### [Instructions to follow]
Pull each line holding "will" out of the entries below.

==== Raw data ====

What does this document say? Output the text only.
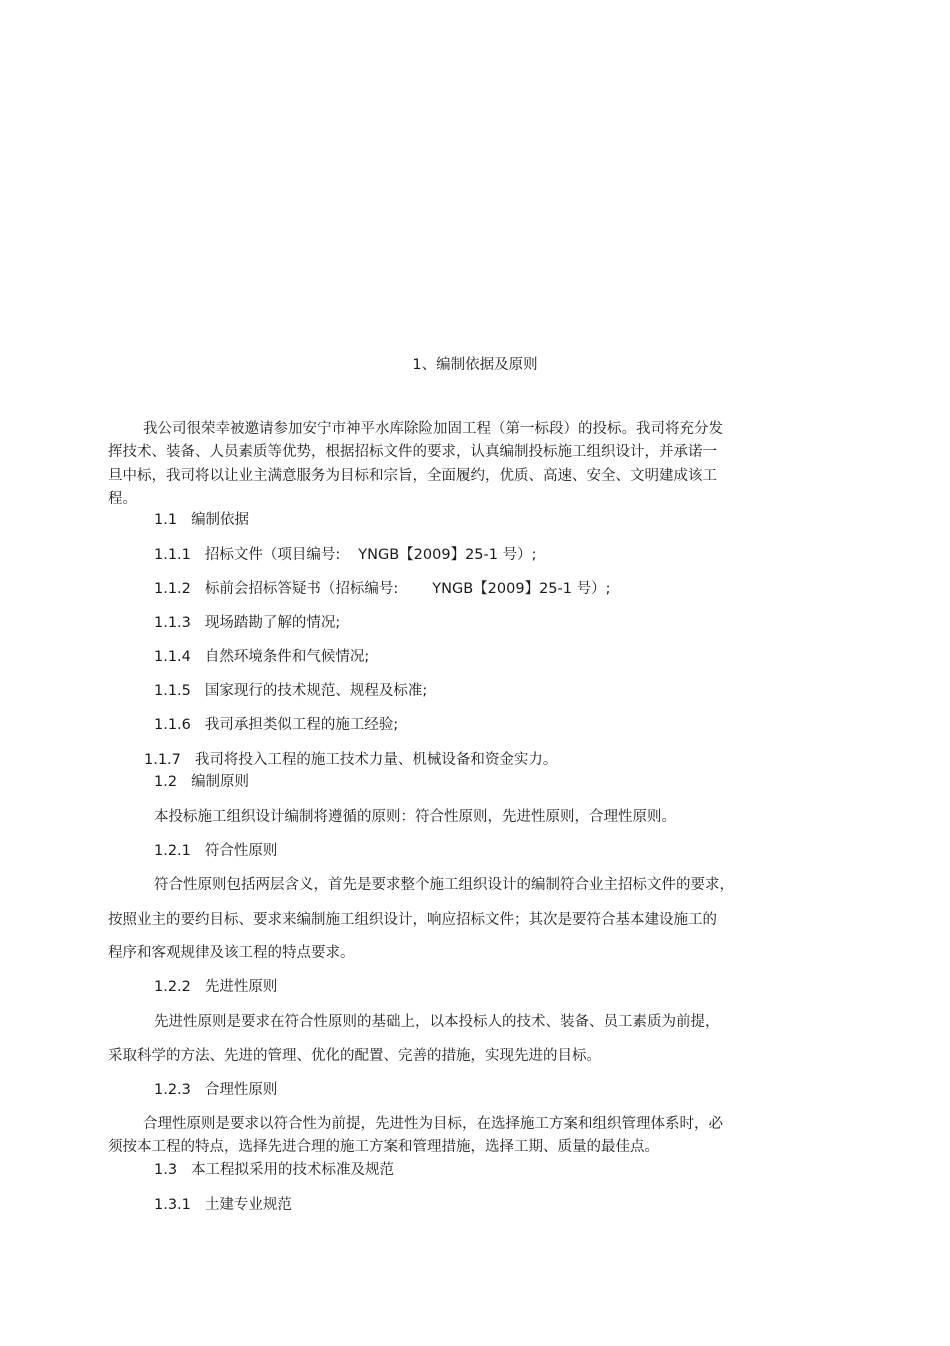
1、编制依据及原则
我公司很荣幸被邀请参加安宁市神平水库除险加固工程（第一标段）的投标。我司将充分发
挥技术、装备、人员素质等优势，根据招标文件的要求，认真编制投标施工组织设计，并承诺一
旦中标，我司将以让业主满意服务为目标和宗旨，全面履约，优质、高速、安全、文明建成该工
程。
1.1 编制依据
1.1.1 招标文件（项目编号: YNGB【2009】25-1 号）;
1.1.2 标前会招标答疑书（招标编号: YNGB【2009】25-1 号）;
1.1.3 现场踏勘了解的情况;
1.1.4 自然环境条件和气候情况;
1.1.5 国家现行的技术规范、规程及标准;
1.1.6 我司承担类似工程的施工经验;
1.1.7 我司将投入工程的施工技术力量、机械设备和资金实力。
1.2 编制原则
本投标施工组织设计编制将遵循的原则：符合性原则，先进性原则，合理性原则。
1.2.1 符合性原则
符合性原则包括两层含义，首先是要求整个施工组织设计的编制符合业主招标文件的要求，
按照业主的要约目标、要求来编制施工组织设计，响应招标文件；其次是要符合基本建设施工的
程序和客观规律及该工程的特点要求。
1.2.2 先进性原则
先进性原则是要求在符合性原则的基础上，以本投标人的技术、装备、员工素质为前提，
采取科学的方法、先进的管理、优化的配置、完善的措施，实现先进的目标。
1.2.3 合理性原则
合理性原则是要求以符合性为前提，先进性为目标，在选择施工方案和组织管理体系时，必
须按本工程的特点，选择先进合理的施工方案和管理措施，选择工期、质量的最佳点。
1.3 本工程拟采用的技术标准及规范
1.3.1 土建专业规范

====
==== Raw data ====

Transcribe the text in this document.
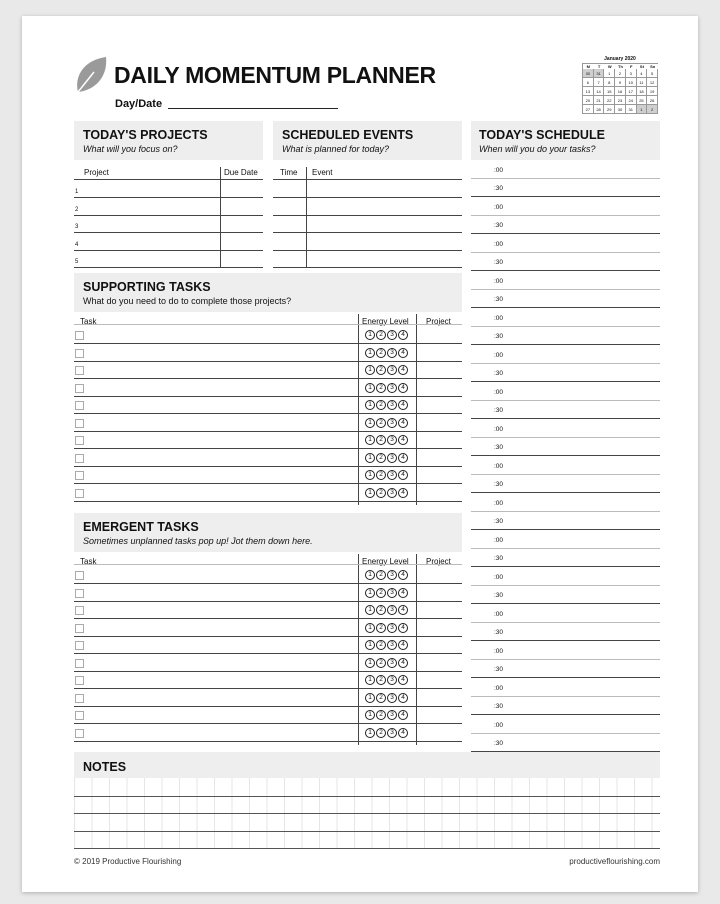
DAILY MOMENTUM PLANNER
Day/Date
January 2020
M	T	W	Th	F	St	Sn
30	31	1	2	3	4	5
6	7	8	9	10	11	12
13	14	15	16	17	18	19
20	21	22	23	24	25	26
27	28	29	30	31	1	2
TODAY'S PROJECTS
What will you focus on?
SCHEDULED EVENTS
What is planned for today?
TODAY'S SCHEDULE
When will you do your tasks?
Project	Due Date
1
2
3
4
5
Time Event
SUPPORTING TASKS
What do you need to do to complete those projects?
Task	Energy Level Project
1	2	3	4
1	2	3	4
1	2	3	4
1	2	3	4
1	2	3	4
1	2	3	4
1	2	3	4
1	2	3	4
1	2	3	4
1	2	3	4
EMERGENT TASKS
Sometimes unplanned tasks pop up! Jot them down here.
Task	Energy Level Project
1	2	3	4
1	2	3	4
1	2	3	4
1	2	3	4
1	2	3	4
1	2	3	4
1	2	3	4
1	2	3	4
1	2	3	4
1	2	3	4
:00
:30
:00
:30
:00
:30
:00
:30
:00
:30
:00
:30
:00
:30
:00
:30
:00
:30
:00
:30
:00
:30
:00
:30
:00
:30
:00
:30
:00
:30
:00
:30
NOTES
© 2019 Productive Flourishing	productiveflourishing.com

====

### [Task output]
What will you focus on?
When will you do your tasks?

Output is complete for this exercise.